## Exercise goal
Go through the material below and copy each line where the word "JSON" appears.

_ _ _

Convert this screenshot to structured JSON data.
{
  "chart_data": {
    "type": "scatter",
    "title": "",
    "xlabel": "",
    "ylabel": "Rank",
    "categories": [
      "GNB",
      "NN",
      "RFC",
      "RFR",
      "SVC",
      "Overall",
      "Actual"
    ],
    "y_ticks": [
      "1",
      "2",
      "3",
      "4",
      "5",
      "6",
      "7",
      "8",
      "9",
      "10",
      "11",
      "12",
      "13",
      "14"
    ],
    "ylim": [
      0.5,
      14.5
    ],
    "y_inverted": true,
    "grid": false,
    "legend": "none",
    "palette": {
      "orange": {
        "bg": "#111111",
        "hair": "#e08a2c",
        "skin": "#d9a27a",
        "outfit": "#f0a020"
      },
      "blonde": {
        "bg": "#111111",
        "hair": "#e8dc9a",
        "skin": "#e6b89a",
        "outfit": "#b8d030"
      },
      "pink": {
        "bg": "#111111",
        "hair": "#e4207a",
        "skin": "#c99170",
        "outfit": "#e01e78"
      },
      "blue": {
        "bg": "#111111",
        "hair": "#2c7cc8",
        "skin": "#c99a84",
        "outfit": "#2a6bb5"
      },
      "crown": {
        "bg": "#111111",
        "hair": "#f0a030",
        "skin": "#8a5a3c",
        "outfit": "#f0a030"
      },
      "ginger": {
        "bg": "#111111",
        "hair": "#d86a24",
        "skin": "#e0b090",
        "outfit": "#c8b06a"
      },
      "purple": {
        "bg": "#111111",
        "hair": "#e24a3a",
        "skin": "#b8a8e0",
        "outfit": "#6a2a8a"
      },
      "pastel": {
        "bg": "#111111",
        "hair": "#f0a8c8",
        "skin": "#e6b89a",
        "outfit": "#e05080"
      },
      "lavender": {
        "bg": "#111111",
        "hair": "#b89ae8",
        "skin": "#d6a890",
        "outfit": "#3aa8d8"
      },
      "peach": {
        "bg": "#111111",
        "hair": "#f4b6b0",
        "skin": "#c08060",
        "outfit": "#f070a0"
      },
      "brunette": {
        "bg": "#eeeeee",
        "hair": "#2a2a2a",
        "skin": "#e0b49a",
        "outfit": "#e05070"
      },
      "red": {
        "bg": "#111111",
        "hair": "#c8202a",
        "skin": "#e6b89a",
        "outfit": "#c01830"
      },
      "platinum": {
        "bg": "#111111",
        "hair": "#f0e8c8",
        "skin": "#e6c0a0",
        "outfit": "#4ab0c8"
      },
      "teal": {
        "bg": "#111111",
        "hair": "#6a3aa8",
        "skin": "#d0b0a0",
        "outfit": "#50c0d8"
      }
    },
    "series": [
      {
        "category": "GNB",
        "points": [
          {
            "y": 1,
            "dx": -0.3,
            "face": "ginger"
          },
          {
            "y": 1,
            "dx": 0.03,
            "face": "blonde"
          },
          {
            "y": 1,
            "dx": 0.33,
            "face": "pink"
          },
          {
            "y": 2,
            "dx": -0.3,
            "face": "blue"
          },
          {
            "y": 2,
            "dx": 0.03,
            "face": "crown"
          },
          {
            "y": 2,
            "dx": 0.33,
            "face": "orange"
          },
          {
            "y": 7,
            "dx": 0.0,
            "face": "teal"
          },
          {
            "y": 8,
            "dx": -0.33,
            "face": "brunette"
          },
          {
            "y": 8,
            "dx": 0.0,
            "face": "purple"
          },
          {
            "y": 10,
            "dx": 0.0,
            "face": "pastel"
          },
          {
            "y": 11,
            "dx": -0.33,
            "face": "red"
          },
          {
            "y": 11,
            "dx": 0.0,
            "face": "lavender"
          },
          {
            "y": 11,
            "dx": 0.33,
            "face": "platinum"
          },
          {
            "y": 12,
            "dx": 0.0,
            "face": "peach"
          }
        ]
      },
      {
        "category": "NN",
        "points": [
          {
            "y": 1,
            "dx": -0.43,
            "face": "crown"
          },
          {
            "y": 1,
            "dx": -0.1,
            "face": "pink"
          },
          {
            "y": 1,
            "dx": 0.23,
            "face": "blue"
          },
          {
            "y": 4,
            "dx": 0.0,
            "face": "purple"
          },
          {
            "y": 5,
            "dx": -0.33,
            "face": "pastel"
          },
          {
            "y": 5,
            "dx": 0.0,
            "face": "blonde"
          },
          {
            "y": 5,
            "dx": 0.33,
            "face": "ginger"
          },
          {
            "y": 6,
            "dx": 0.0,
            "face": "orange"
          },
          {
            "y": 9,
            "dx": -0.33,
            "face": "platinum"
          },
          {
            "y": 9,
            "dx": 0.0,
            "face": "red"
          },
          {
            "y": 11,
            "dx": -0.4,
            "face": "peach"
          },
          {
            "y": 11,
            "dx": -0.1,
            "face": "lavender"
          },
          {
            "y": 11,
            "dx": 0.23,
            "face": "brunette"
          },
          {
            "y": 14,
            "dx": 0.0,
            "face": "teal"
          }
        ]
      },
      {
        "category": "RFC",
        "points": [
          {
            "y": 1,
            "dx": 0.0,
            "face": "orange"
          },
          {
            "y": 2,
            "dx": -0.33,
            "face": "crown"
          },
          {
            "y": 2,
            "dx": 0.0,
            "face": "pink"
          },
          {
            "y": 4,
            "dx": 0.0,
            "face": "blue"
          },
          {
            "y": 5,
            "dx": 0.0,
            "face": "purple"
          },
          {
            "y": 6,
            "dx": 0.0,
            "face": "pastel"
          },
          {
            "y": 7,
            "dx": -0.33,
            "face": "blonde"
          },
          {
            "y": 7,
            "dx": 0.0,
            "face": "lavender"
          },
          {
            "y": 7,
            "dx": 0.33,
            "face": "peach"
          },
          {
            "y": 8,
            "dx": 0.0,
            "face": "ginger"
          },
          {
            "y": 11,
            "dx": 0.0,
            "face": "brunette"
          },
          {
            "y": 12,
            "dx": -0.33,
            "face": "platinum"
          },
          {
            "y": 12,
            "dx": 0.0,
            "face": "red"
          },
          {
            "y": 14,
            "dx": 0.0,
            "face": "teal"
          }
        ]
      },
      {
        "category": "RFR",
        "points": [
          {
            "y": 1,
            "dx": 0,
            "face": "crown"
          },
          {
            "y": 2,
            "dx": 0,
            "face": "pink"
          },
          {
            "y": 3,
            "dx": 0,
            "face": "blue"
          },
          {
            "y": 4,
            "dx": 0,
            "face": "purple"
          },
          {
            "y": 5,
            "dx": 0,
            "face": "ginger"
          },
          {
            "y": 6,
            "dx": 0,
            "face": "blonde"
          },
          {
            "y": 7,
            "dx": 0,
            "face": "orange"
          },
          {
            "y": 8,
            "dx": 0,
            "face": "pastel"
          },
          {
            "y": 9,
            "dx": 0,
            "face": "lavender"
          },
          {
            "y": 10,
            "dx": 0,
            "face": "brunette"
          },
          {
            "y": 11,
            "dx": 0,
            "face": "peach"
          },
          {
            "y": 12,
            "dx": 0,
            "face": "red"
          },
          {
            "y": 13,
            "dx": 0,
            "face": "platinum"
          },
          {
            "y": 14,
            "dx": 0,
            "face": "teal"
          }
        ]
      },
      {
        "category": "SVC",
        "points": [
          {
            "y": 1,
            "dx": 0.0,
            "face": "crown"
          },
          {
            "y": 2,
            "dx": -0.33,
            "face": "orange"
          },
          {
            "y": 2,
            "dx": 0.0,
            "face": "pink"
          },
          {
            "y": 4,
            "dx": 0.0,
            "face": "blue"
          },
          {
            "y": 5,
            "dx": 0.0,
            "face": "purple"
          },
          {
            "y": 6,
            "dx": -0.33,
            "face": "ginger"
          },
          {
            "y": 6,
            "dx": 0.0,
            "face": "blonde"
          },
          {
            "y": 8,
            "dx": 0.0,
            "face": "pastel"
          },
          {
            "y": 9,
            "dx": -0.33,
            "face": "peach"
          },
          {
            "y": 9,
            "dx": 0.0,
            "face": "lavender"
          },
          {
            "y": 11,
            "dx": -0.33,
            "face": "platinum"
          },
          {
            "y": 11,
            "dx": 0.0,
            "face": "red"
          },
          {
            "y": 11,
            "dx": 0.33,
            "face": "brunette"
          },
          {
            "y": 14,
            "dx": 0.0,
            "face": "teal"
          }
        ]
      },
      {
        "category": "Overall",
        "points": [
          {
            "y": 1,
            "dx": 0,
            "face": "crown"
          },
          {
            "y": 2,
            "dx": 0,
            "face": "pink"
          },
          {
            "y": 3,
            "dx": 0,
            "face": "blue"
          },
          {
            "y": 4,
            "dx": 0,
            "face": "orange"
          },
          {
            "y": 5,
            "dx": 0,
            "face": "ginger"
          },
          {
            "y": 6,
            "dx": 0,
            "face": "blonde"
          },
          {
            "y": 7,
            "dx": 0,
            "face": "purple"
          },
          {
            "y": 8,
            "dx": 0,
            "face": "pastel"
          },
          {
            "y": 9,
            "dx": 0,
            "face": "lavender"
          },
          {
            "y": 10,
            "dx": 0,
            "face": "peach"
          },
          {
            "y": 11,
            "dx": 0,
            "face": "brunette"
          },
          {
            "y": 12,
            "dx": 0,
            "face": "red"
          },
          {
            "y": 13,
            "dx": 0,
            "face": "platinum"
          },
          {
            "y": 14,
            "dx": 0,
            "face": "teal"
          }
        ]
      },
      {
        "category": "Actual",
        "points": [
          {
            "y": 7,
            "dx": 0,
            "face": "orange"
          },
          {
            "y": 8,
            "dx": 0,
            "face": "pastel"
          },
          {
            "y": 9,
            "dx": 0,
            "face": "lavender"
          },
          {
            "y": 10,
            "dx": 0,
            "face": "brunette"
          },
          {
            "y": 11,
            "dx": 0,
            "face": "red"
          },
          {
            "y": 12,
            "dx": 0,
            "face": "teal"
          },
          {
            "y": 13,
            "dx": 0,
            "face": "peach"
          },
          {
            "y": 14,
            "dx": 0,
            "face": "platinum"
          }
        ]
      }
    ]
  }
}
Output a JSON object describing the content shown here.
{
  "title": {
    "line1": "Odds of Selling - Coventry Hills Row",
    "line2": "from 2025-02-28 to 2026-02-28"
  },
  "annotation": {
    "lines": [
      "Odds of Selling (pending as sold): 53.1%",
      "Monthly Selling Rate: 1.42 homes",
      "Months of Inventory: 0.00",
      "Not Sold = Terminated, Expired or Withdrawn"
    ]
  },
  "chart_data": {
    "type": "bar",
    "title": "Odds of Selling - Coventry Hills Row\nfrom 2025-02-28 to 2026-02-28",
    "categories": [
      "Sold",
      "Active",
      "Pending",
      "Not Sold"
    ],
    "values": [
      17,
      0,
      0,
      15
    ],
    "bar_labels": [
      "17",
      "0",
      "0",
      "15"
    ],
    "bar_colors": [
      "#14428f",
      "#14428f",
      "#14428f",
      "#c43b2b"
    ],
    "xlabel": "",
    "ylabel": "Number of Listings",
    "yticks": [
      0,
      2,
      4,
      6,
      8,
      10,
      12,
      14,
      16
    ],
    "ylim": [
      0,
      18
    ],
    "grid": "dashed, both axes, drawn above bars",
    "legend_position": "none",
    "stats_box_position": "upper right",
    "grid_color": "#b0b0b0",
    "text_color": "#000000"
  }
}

_ _ _

## Answer to this task
Convert this screenshot to structured JSON data.
Output a JSON object describing the content shown here.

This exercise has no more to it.